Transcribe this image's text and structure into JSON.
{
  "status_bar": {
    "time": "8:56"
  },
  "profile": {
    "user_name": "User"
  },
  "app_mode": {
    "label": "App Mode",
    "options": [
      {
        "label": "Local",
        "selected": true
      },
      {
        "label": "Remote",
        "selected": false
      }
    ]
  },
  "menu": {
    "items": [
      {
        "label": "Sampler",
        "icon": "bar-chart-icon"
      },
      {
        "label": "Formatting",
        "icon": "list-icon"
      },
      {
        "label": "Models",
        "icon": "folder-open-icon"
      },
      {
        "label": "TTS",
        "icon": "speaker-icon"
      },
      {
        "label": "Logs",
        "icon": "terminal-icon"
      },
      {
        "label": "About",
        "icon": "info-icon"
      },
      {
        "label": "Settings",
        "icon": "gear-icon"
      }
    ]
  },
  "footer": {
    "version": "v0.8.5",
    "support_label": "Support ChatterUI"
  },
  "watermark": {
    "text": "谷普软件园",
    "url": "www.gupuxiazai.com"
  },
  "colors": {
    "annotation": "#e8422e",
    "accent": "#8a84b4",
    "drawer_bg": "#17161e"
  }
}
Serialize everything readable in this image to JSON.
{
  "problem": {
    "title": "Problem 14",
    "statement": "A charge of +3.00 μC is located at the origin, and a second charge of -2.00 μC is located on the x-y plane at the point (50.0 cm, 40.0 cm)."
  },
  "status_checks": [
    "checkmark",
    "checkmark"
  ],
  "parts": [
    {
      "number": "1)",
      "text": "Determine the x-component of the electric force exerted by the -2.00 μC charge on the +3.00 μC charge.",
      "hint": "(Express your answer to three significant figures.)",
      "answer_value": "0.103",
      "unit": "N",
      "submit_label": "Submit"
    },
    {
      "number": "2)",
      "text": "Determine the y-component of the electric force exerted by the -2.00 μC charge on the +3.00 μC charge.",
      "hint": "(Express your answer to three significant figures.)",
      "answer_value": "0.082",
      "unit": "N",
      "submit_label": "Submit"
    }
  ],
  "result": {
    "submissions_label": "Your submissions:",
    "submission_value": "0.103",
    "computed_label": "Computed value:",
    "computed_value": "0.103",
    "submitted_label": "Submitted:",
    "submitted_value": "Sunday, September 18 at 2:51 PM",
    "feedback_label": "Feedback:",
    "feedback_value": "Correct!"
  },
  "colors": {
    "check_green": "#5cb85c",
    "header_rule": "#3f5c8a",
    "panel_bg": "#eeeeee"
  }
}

* * *

THE PROBLEM: Write out every line from the entries where "this" appears.

RESULT OF THE TASK:
Transcribe this image's text and structure into JSON.
Serialize everything readable in this image to JSON.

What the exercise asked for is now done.